WHAT THIS TASK INVOLVES: Exactly repeat all the records below, omitting the images they hold.

INPUT ROWS:
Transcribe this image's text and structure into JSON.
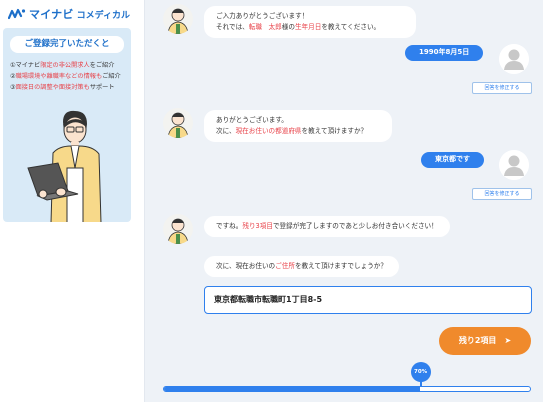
{
  "logo": {
    "main": "マイナビ",
    "sub": "コメディカル"
  },
  "promo": {
    "title": "ご登録完了いただくと",
    "items": [
      {
        "pre": "①マイナビ",
        "hl": "限定の非公開求人",
        "post": "をご紹介"
      },
      {
        "pre": "②",
        "hl": "職場環境や離職率などの情報も",
        "post": "ご紹介"
      },
      {
        "pre": "③",
        "hl": "面接日の調整や面接対策も",
        "post": "サポート"
      }
    ]
  },
  "messages": {
    "bot1": {
      "line1": "ご入力ありがとうございます！",
      "line2_pre": "それでは、",
      "line2_name": "転職　太郎",
      "line2_mid": "様の",
      "line2_hl": "生年月日",
      "line2_post": "を教えてください。"
    },
    "user1": "1990年8月5日",
    "edit_label": "回答を修正する",
    "bot2": {
      "line1": "ありがとうございます。",
      "line2_pre": "次に、",
      "line2_hl": "現在お住いの都道府県",
      "line2_post": "を教えて頂けますか？"
    },
    "user2": "東京都です",
    "bot3": {
      "pre": "ですね。",
      "hl": "残り3項目",
      "post": "で登録が完了しますのであと少しお付き合いください！"
    },
    "bot4": {
      "pre": "次に、現在お住いの",
      "hl": "ご住所",
      "post": "を教えて頂けますでしょうか？"
    }
  },
  "input": {
    "value": "東京都転職市転職町1丁目8-5"
  },
  "next_button": {
    "label": "残り2項目",
    "arrow": "➤"
  },
  "progress": {
    "percent": 70,
    "label": "70%"
  },
  "colors": {
    "primary": "#2f80ed",
    "accent": "#f08a2c",
    "highlight": "#e8434a"
  }
}
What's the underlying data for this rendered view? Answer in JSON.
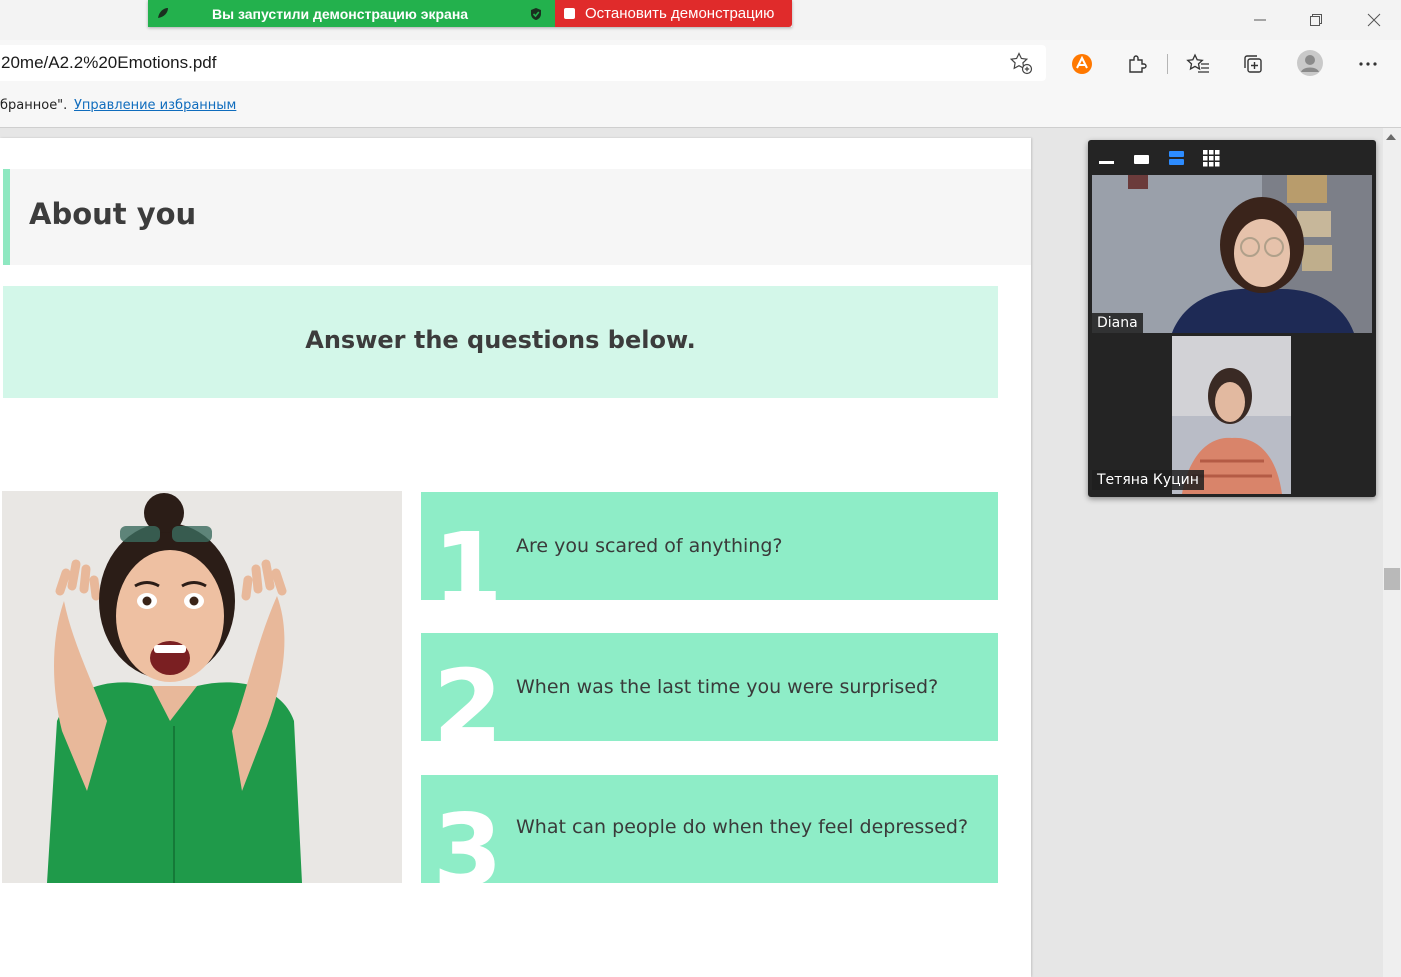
{
  "screen_share": {
    "status_text": "Вы запустили демонстрацию экрана",
    "stop_label": "Остановить демонстрацию"
  },
  "browser": {
    "address": "20me/A2.2%20Emotions.pdf",
    "favorites_text": "бранное\".",
    "favorites_link": "Управление избранным",
    "toolbar_icons": [
      "add-favorite-icon",
      "avast-icon",
      "extensions-icon",
      "favorites-icon",
      "collections-icon",
      "profile-icon",
      "more-icon"
    ]
  },
  "document": {
    "section_title": "About you",
    "instruction": "Answer the questions below.",
    "questions": [
      {
        "number": "1",
        "text": "Are you scared of anything?"
      },
      {
        "number": "2",
        "text": "When was the last time you were surprised?"
      },
      {
        "number": "3",
        "text": "What can people do when they feel depressed?"
      }
    ]
  },
  "video_call": {
    "participants": [
      {
        "name": "Diana"
      },
      {
        "name": "Тетяна Куцин"
      }
    ]
  },
  "colors": {
    "share_green": "#23b14d",
    "share_red": "#e02b2b",
    "mint_light": "#d3f7e9",
    "mint": "#8eedc7",
    "accent_bar": "#8fe8c1",
    "link_blue": "#0f6cbd"
  }
}
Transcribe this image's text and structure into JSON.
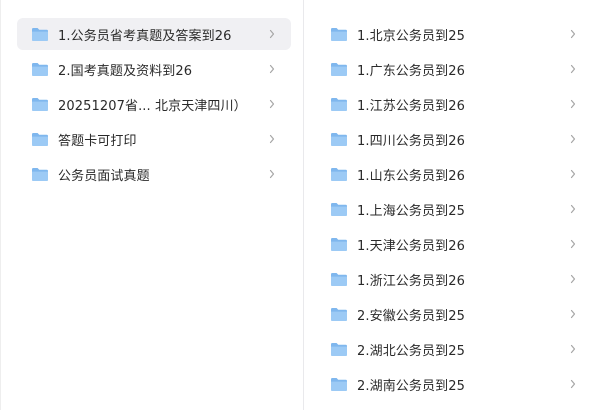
{
  "left_pane": {
    "items": [
      {
        "label": "1.公务员省考真题及答案到26",
        "selected": true
      },
      {
        "label": "2.国考真题及资料到26",
        "selected": false
      },
      {
        "label": "20251207省...  北京天津四川）",
        "selected": false
      },
      {
        "label": "答题卡可打印",
        "selected": false
      },
      {
        "label": "公务员面试真题",
        "selected": false
      }
    ]
  },
  "right_pane": {
    "items": [
      {
        "label": "1.北京公务员到25"
      },
      {
        "label": "1.广东公务员到26"
      },
      {
        "label": "1.江苏公务员到26"
      },
      {
        "label": "1.四川公务员到26"
      },
      {
        "label": "1.山东公务员到26"
      },
      {
        "label": "1.上海公务员到25"
      },
      {
        "label": "1.天津公务员到26"
      },
      {
        "label": "1.浙江公务员到26"
      },
      {
        "label": "2.安徽公务员到25"
      },
      {
        "label": "2.湖北公务员到25"
      },
      {
        "label": "2.湖南公务员到25"
      }
    ]
  },
  "icons": {
    "folder": "folder-icon",
    "chevron": "chevron-right-icon"
  },
  "colors": {
    "folder": "#7fb7ee",
    "selected_bg": "#f0f0f3",
    "text": "#2a2a2a",
    "chevron": "#a6a6a6"
  }
}
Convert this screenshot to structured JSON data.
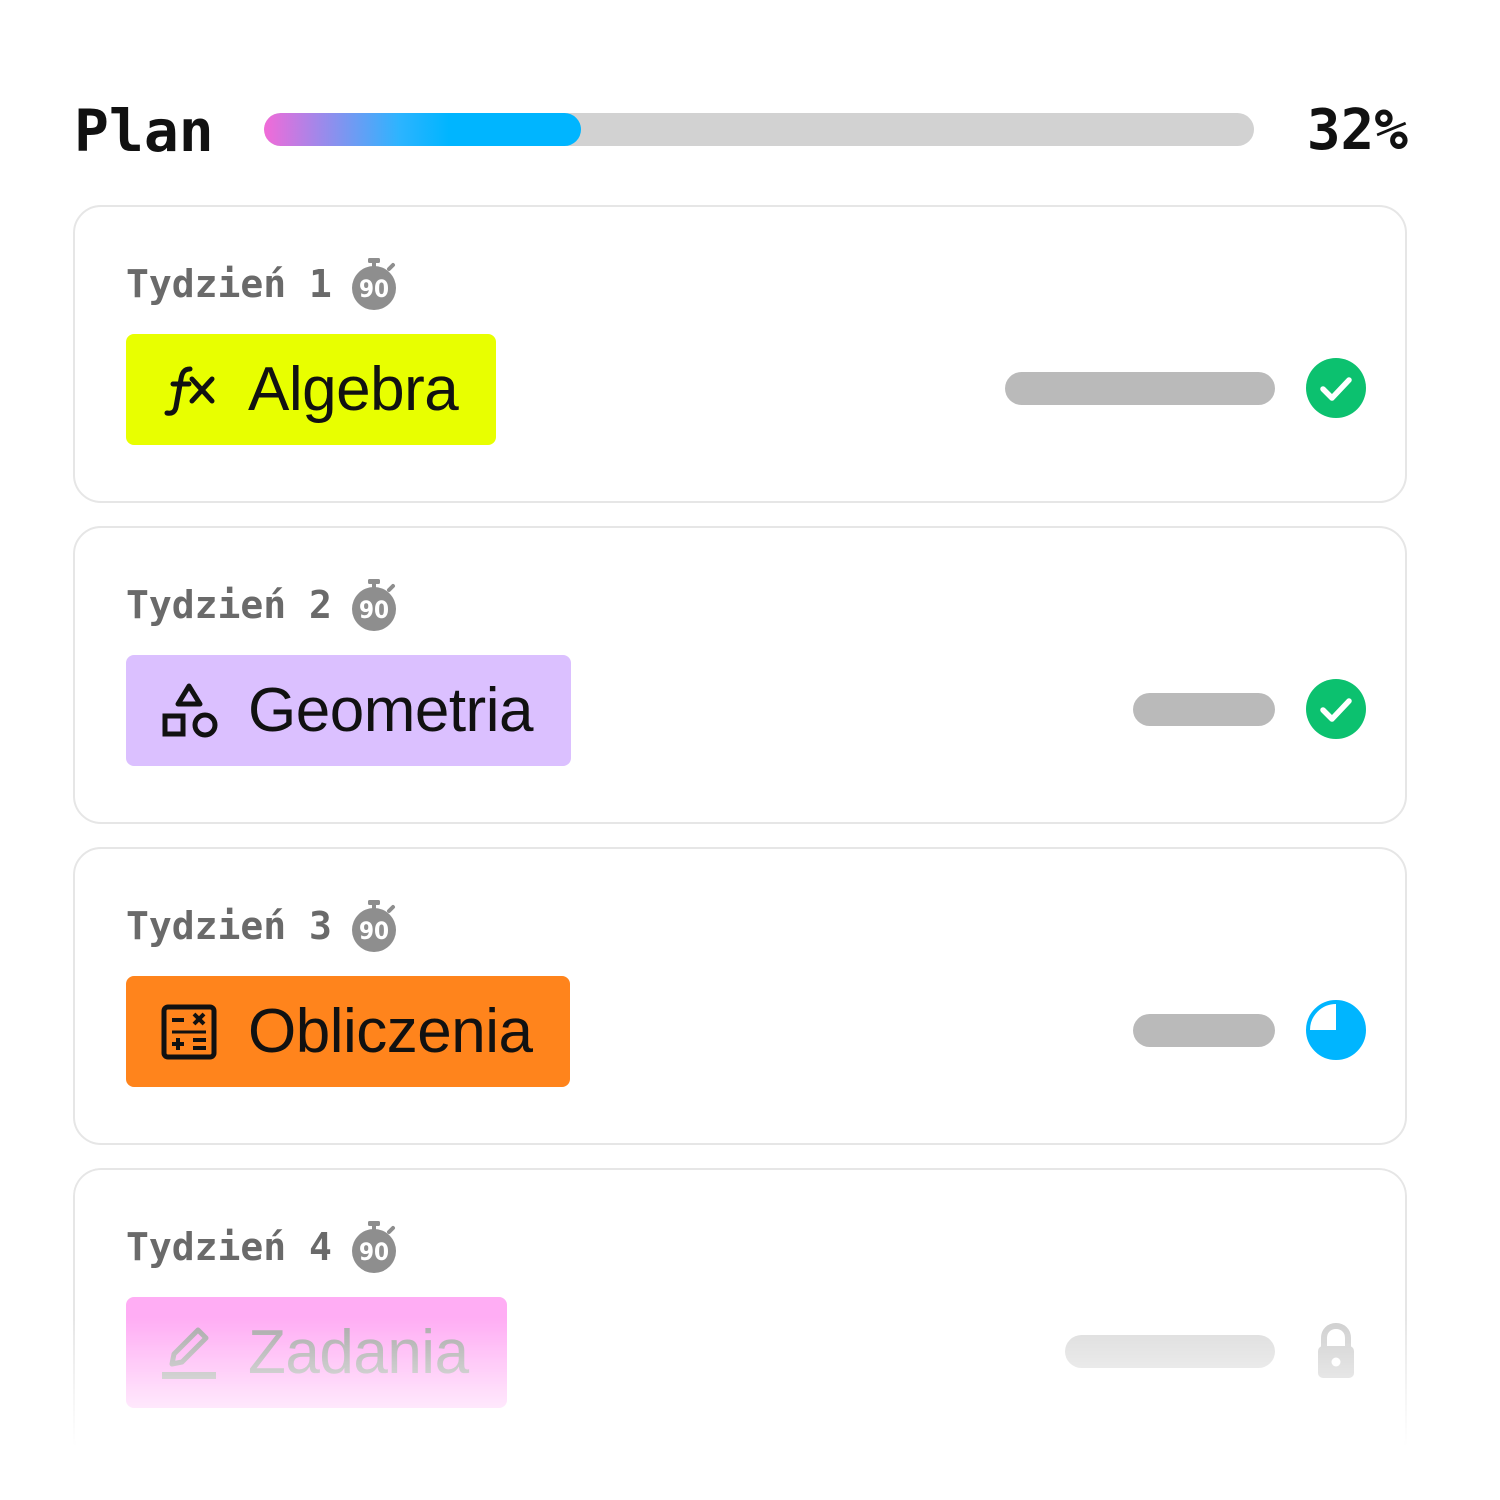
{
  "plan": {
    "title": "Plan",
    "progress_percent": 32,
    "progress_label": "32%"
  },
  "weeks": [
    {
      "label": "Tydzień 1",
      "timer_icon": "stopwatch-90-icon",
      "timer_text": "90",
      "subject": "Algebra",
      "subject_icon": "function-fx-icon",
      "subject_color": "#e8ff00",
      "status": "completed",
      "status_color": "#0cc16f"
    },
    {
      "label": "Tydzień 2",
      "timer_icon": "stopwatch-90-icon",
      "timer_text": "90",
      "subject": "Geometria",
      "subject_icon": "shapes-icon",
      "subject_color": "#dbc0ff",
      "status": "completed",
      "status_color": "#0cc16f"
    },
    {
      "label": "Tydzień 3",
      "timer_icon": "stopwatch-90-icon",
      "timer_text": "90",
      "subject": "Obliczenia",
      "subject_icon": "calculator-icon",
      "subject_color": "#ff841c",
      "status": "in-progress",
      "status_progress": 0.75,
      "status_color": "#00b5ff"
    },
    {
      "label": "Tydzień 4",
      "timer_icon": "stopwatch-90-icon",
      "timer_text": "90",
      "subject": "Zadania",
      "subject_icon": "pencil-icon",
      "subject_color": "#ff9ff3",
      "status": "locked",
      "status_color": "#d0d0d0"
    }
  ]
}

FINAL RESULT:
Transcribe this image's text and structure into JSON.
{
  "logo": {
    "main": "マイナビ",
    "sub": "コメディカル"
  },
  "promo": {
    "title": "ご登録完了いただくと",
    "items": [
      {
        "pre": "①マイナビ",
        "hl": "限定の非公開求人",
        "post": "をご紹介"
      },
      {
        "pre": "②",
        "hl": "職場環境や離職率などの情報も",
        "post": "ご紹介"
      },
      {
        "pre": "③",
        "hl": "面接日の調整や面接対策も",
        "post": "サポート"
      }
    ]
  },
  "messages": {
    "bot1": {
      "line1": "ご入力ありがとうございます！",
      "line2_pre": "それでは、",
      "line2_name": "転職　太郎",
      "line2_mid": "様の",
      "line2_hl": "生年月日",
      "line2_post": "を教えてください。"
    },
    "user1": "1990年8月5日",
    "edit_label": "回答を修正する",
    "bot2": {
      "line1": "ありがとうございます。",
      "line2_pre": "次に、",
      "line2_hl": "現在お住いの都道府県",
      "line2_post": "を教えて頂けますか？"
    },
    "user2": "東京都です",
    "bot3": {
      "pre": "ですね。",
      "hl": "残り3項目",
      "post": "で登録が完了しますのであと少しお付き合いください！"
    },
    "bot4": {
      "pre": "次に、現在お住いの",
      "hl": "ご住所",
      "post": "を教えて頂けますでしょうか？"
    }
  },
  "input": {
    "value": "東京都転職市転職町1丁目8-5"
  },
  "next_button": {
    "label": "残り2項目",
    "arrow": "➤"
  },
  "progress": {
    "percent": 70,
    "label": "70%"
  },
  "colors": {
    "primary": "#2f80ed",
    "accent": "#f08a2c",
    "highlight": "#e8434a"
  }
}
What's the underlying data for this rendered view? Answer in JSON.
{
  "screen_share": {
    "status_text": "Вы запустили демонстрацию экрана",
    "stop_label": "Остановить демонстрацию"
  },
  "browser": {
    "address": "20me/A2.2%20Emotions.pdf",
    "favorites_text": "бранное\".",
    "favorites_link": "Управление избранным",
    "toolbar_icons": [
      "add-favorite-icon",
      "avast-icon",
      "extensions-icon",
      "favorites-icon",
      "collections-icon",
      "profile-icon",
      "more-icon"
    ]
  },
  "document": {
    "section_title": "About you",
    "instruction": "Answer the questions below.",
    "questions": [
      {
        "number": "1",
        "text": "Are you scared of anything?"
      },
      {
        "number": "2",
        "text": "When was the last time you were surprised?"
      },
      {
        "number": "3",
        "text": "What can people do when they feel depressed?"
      }
    ]
  },
  "video_call": {
    "participants": [
      {
        "name": "Diana"
      },
      {
        "name": "Тетяна Куцин"
      }
    ]
  },
  "colors": {
    "share_green": "#23b14d",
    "share_red": "#e02b2b",
    "mint_light": "#d3f7e9",
    "mint": "#8eedc7",
    "accent_bar": "#8fe8c1",
    "link_blue": "#0f6cbd"
  }
}
Transcribe this image's text and structure into JSON.
{
  "left_pane": {
    "items": [
      {
        "label": "1.公务员省考真题及答案到26",
        "selected": true
      },
      {
        "label": "2.国考真题及资料到26",
        "selected": false
      },
      {
        "label": "20251207省...  北京天津四川）",
        "selected": false
      },
      {
        "label": "答题卡可打印",
        "selected": false
      },
      {
        "label": "公务员面试真题",
        "selected": false
      }
    ]
  },
  "right_pane": {
    "items": [
      {
        "label": "1.北京公务员到25"
      },
      {
        "label": "1.广东公务员到26"
      },
      {
        "label": "1.江苏公务员到26"
      },
      {
        "label": "1.四川公务员到26"
      },
      {
        "label": "1.山东公务员到26"
      },
      {
        "label": "1.上海公务员到25"
      },
      {
        "label": "1.天津公务员到26"
      },
      {
        "label": "1.浙江公务员到26"
      },
      {
        "label": "2.安徽公务员到25"
      },
      {
        "label": "2.湖北公务员到25"
      },
      {
        "label": "2.湖南公务员到25"
      }
    ]
  },
  "icons": {
    "folder": "folder-icon",
    "chevron": "chevron-right-icon"
  },
  "colors": {
    "folder": "#7fb7ee",
    "selected_bg": "#f0f0f3",
    "text": "#2a2a2a",
    "chevron": "#a6a6a6"
  }
}
Convert this screenshot to structured JSON data.
{
  "plan": {
    "title": "Plan",
    "progress_percent": 32,
    "progress_label": "32%"
  },
  "weeks": [
    {
      "label": "Tydzień 1",
      "timer_icon": "stopwatch-90-icon",
      "timer_text": "90",
      "subject": "Algebra",
      "subject_icon": "function-fx-icon",
      "subject_color": "#e8ff00",
      "status": "completed",
      "status_color": "#0cc16f"
    },
    {
      "label": "Tydzień 2",
      "timer_icon": "stopwatch-90-icon",
      "timer_text": "90",
      "subject": "Geometria",
      "subject_icon": "shapes-icon",
      "subject_color": "#dbc0ff",
      "status": "completed",
      "status_color": "#0cc16f"
    },
    {
      "label": "Tydzień 3",
      "timer_icon": "stopwatch-90-icon",
      "timer_text": "90",
      "subject": "Obliczenia",
      "subject_icon": "calculator-icon",
      "subject_color": "#ff841c",
      "status": "in-progress",
      "status_progress": 0.75,
      "status_color": "#00b5ff"
    },
    {
      "label": "Tydzień 4",
      "timer_icon": "stopwatch-90-icon",
      "timer_text": "90",
      "subject": "Zadania",
      "subject_icon": "pencil-icon",
      "subject_color": "#ff9ff3",
      "status": "locked",
      "status_color": "#d0d0d0"
    }
  ]
}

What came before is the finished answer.